Figure content listings:
□ □ □ □

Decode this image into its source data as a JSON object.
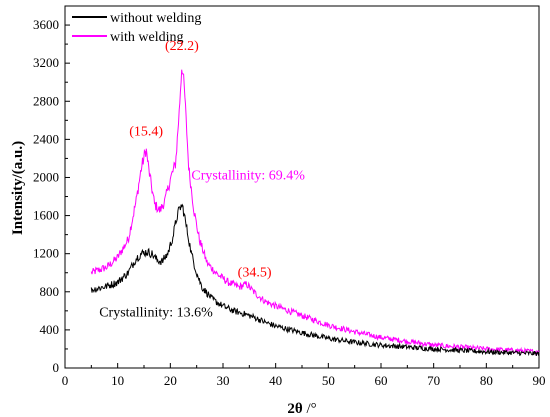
{
  "chart_data": {
    "type": "line",
    "xlabel_main": "2θ",
    "xlabel_unit": " /°",
    "ylabel": "Intensity/(a.u.)",
    "xlim": [
      0,
      90
    ],
    "ylim": [
      0,
      3800
    ],
    "xticks": [
      0,
      10,
      20,
      30,
      40,
      50,
      60,
      70,
      80,
      90
    ],
    "yticks": [
      0,
      400,
      800,
      1200,
      1600,
      2000,
      2400,
      2800,
      3200,
      3600
    ],
    "grid": false,
    "legend_position": "top-left",
    "colors": {
      "without": "#000000",
      "with": "#ff00ff",
      "annotation": "#ff0000"
    },
    "series": [
      {
        "name": "without welding",
        "color": "#000000",
        "x": [
          5,
          8,
          10,
          12,
          13.5,
          14.5,
          15.5,
          16.5,
          17.5,
          18.5,
          19.5,
          20.5,
          21.3,
          22,
          22.4,
          23,
          24,
          25,
          26,
          28,
          30,
          32,
          34.5,
          36,
          38,
          40,
          45,
          50,
          55,
          60,
          70,
          80,
          90
        ],
        "y": [
          820,
          860,
          900,
          1000,
          1150,
          1200,
          1220,
          1200,
          1130,
          1120,
          1200,
          1380,
          1600,
          1700,
          1680,
          1500,
          1200,
          1000,
          850,
          720,
          650,
          600,
          560,
          530,
          480,
          440,
          370,
          310,
          270,
          240,
          200,
          170,
          150
        ]
      },
      {
        "name": "with welding",
        "color": "#ff00ff",
        "x": [
          5,
          8,
          10,
          12,
          13.5,
          14.5,
          15.4,
          16,
          17,
          18,
          19,
          20,
          21,
          21.7,
          22.2,
          22.7,
          23.5,
          24.5,
          25.5,
          27,
          29,
          31,
          33,
          34.5,
          36,
          38,
          40,
          42,
          45,
          50,
          55,
          60,
          70,
          80,
          90
        ],
        "y": [
          1000,
          1060,
          1160,
          1350,
          1750,
          2100,
          2300,
          2050,
          1720,
          1650,
          1760,
          1980,
          2150,
          2700,
          3200,
          2900,
          2100,
          1650,
          1350,
          1100,
          980,
          900,
          850,
          880,
          790,
          700,
          650,
          610,
          550,
          450,
          380,
          320,
          240,
          200,
          170
        ]
      }
    ],
    "annotations": [
      {
        "text": "(15.4)",
        "x": 15.4,
        "y": 2440,
        "color": "#ff0000"
      },
      {
        "text": "(22.2)",
        "x": 22.2,
        "y": 3340,
        "color": "#ff0000"
      },
      {
        "text": "(34.5)",
        "x": 36,
        "y": 960,
        "color": "#ff0000"
      },
      {
        "text": "Crystallinity: 69.4%",
        "x": 24,
        "y": 1980,
        "color": "#ff00ff"
      },
      {
        "text": "Crystallinity: 13.6%",
        "x": 6.5,
        "y": 540,
        "color": "#000000"
      }
    ]
  }
}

□ □ □ □

Search the preceding listing for the word "name" and pull out every line that holds it.

RESPONSE BELOW
        "name": "without welding",
        "name": "with welding",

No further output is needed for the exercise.